> _What to produce_: Reproduce each line bearing the word "DELETE".

───── Record excerpts

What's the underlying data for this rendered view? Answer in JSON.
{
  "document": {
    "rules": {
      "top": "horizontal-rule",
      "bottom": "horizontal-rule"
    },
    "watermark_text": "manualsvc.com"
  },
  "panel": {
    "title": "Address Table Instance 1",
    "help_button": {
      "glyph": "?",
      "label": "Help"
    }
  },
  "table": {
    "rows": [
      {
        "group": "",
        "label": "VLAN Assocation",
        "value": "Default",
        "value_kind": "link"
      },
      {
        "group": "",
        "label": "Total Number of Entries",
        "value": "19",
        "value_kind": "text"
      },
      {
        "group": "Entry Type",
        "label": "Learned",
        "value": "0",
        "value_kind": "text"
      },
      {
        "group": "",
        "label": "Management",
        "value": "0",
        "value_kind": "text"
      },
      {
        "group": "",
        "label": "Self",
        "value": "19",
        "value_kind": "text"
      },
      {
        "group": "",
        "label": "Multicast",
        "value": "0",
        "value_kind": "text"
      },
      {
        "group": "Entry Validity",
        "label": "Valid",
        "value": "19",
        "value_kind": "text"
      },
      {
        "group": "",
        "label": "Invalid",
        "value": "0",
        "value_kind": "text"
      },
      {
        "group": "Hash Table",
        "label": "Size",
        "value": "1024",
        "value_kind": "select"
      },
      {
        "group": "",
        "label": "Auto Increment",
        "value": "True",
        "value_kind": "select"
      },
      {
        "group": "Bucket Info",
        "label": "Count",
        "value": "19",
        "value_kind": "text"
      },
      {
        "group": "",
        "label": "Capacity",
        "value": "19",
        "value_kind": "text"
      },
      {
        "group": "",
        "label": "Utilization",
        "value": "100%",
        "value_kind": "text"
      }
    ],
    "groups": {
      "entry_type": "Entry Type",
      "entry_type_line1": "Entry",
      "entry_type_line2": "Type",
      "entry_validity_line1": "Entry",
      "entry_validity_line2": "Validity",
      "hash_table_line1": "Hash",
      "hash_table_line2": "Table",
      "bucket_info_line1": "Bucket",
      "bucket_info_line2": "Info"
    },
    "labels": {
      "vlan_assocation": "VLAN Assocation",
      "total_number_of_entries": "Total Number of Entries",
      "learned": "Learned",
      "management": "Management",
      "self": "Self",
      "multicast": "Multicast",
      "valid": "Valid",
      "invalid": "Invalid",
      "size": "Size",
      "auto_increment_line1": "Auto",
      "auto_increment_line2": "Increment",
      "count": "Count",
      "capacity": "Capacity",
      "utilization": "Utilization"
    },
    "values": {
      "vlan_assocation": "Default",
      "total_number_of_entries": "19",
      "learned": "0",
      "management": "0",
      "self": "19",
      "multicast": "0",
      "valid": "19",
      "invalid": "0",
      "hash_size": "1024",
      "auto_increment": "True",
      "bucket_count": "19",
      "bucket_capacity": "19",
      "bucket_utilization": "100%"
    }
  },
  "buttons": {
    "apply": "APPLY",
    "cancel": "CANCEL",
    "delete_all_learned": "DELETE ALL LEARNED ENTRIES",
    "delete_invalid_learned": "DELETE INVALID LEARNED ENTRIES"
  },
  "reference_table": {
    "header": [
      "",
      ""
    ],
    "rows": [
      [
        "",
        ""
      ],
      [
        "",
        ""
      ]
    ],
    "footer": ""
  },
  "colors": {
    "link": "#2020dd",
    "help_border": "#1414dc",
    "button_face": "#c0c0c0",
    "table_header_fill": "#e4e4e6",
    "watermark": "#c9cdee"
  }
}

──────────
───── Record excerpts

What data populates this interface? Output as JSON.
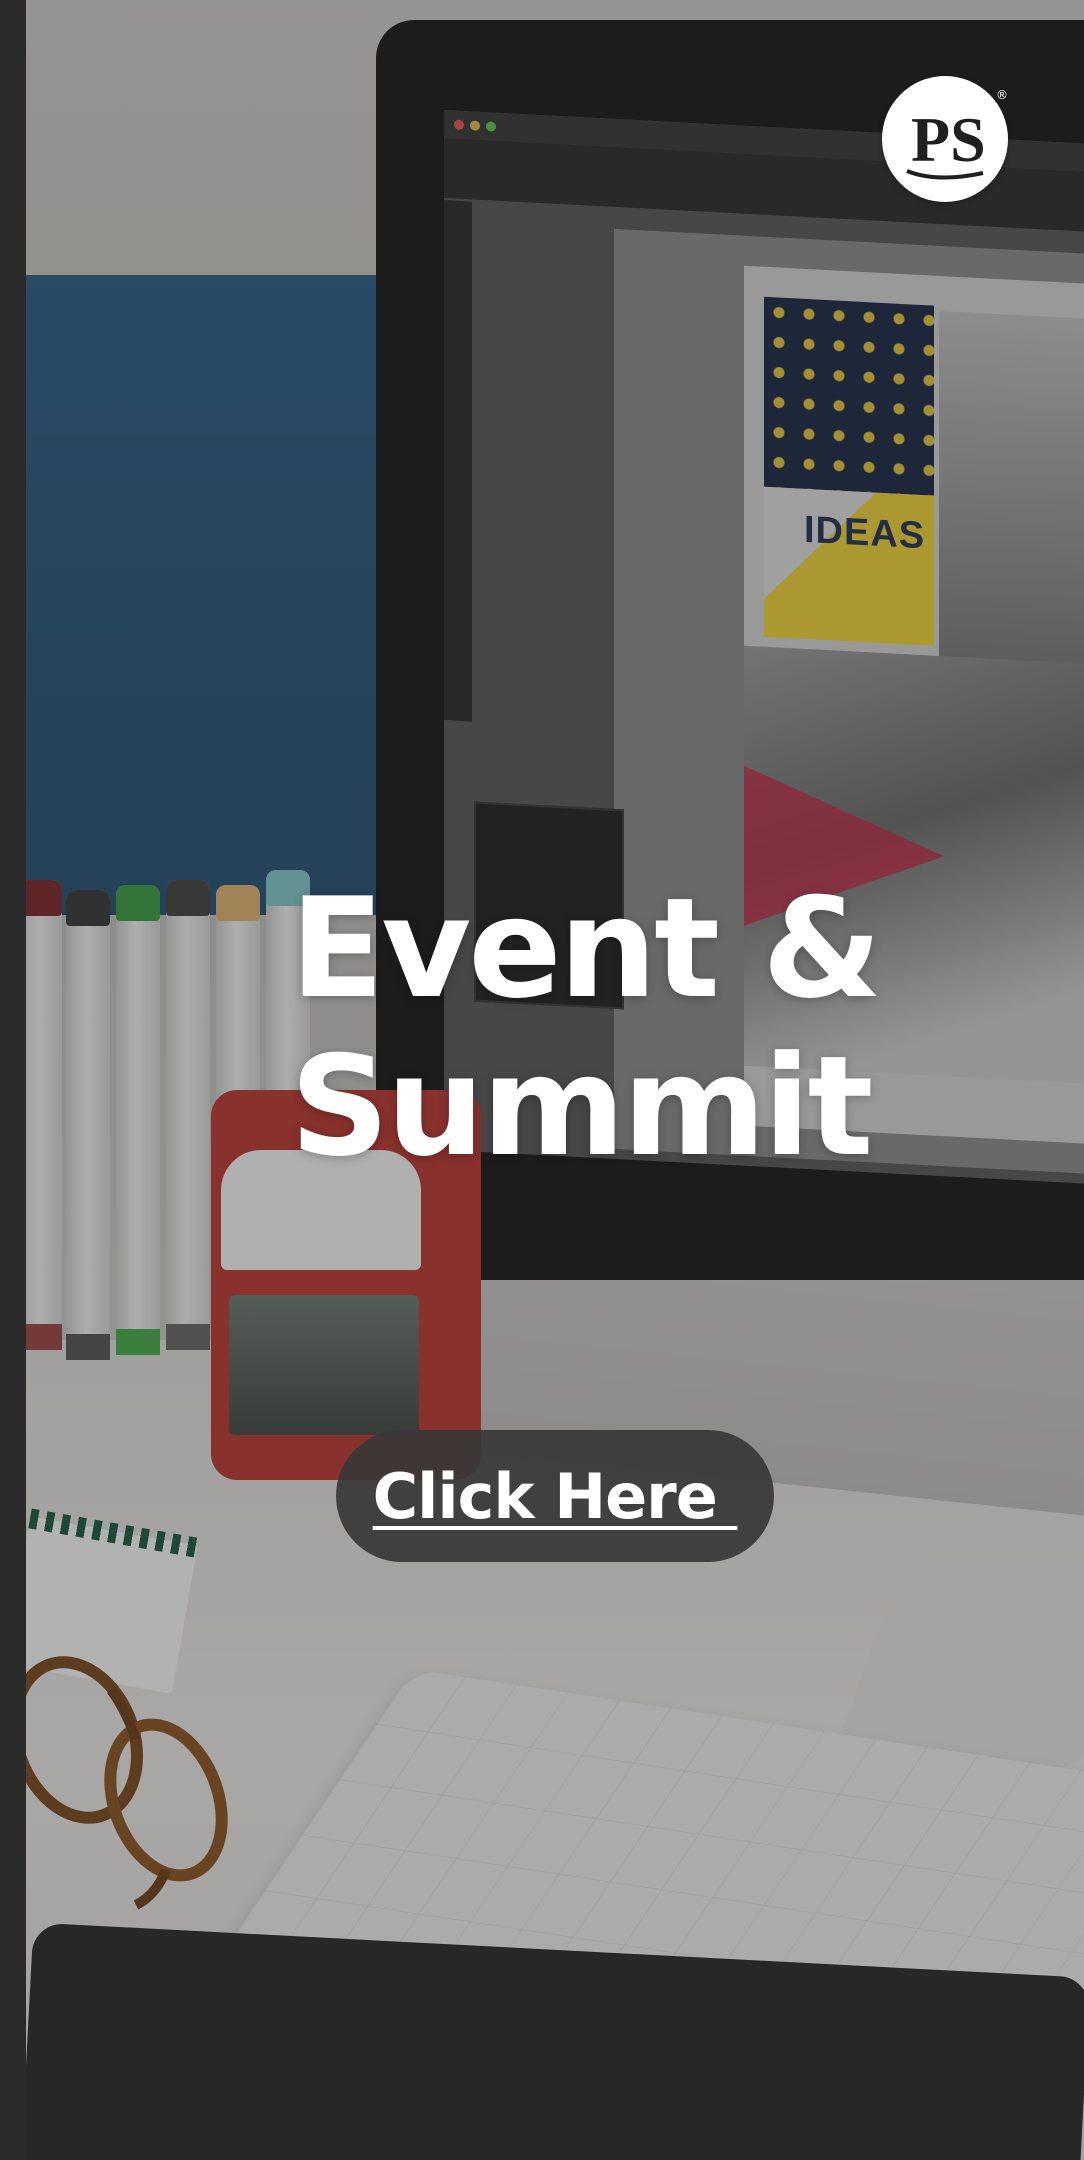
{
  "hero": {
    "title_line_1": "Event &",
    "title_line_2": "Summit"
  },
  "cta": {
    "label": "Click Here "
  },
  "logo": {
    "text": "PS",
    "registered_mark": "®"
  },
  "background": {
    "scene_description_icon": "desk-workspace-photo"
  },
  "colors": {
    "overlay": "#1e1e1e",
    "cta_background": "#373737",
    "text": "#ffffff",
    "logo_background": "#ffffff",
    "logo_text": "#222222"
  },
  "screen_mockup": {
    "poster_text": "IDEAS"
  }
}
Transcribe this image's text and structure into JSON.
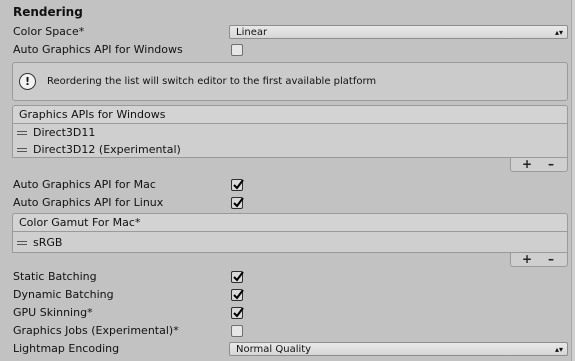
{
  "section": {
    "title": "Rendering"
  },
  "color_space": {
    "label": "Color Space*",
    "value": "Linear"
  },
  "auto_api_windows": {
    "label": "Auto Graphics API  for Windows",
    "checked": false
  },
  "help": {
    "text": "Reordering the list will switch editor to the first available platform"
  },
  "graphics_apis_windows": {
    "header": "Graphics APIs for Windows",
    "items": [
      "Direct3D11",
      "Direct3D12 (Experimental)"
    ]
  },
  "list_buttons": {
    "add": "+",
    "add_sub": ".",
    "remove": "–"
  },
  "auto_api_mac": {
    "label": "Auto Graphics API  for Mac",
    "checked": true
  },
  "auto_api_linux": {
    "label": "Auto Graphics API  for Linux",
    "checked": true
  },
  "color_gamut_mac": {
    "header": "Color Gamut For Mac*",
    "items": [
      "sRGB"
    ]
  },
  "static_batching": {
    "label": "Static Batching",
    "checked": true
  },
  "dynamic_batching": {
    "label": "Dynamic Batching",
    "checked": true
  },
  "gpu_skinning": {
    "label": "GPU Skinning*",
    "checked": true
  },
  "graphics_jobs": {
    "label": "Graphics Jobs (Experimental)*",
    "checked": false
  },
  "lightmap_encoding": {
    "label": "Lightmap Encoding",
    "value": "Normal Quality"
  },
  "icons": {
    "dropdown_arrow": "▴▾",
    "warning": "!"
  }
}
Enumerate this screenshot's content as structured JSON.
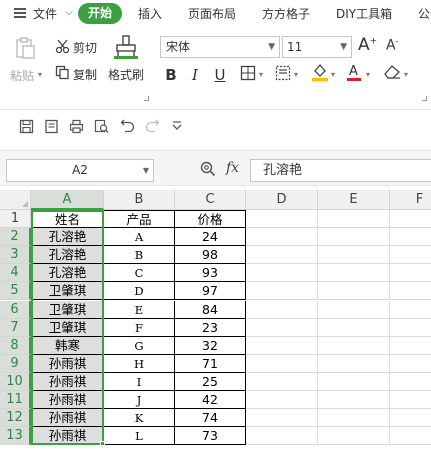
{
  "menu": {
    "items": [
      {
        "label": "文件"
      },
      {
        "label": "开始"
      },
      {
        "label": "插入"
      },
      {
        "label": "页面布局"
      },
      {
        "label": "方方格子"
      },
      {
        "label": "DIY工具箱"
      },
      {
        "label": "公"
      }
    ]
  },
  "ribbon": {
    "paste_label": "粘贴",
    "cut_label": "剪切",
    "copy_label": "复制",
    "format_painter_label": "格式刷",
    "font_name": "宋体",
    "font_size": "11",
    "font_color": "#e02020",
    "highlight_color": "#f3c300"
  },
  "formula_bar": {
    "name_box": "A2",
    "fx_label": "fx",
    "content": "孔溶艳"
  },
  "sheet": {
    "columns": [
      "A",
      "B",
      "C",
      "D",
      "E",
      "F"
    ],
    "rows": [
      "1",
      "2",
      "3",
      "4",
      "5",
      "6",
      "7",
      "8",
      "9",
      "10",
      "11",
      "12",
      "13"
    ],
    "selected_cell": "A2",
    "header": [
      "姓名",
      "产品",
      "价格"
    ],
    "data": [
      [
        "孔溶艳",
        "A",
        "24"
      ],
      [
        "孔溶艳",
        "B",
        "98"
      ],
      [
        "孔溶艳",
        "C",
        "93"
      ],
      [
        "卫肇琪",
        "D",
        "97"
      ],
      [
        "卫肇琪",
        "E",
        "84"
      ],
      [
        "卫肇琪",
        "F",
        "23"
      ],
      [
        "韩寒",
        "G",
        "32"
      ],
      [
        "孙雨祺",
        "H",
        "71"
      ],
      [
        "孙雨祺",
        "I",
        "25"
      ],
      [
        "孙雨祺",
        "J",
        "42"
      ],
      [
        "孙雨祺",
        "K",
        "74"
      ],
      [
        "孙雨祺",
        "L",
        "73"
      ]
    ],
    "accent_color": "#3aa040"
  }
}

──────────
───── Record excerpts

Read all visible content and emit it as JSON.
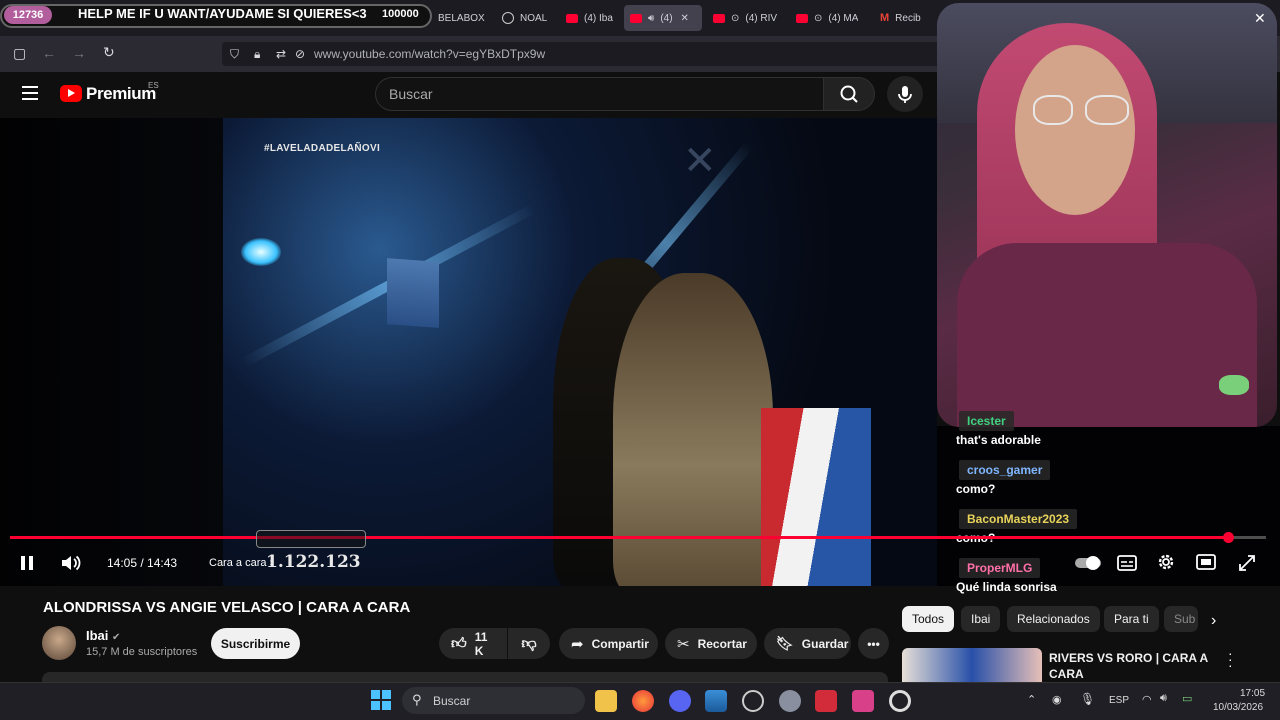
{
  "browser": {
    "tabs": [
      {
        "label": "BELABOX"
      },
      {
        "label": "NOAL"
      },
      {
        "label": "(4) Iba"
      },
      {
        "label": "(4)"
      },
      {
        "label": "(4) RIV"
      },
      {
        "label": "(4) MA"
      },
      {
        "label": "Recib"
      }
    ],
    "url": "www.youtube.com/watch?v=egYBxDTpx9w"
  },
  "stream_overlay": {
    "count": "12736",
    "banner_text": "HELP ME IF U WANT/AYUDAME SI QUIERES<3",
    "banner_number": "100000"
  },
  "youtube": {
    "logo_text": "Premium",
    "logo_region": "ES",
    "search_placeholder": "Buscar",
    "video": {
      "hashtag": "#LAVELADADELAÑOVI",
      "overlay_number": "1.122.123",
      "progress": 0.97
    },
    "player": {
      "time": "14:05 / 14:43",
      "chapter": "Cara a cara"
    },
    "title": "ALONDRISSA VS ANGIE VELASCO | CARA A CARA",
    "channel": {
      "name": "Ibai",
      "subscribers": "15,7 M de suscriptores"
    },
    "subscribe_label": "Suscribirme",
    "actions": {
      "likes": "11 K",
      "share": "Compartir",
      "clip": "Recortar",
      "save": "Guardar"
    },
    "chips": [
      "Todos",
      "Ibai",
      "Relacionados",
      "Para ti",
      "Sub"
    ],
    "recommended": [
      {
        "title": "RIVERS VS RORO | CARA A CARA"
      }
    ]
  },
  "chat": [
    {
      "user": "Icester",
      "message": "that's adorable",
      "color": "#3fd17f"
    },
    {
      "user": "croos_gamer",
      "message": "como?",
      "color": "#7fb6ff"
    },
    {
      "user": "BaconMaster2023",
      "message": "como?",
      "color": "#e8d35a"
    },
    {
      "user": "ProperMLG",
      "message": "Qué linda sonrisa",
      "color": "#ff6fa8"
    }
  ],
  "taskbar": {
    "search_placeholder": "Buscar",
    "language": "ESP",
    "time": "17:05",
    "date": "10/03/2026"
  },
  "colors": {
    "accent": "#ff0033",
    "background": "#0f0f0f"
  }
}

──────────

> _Answer to the task_:
    "delete_all_learned": "DELETE ALL LEARNED ENTRIES",
    "delete_invalid_learned": "DELETE INVALID LEARNED ENTRIES"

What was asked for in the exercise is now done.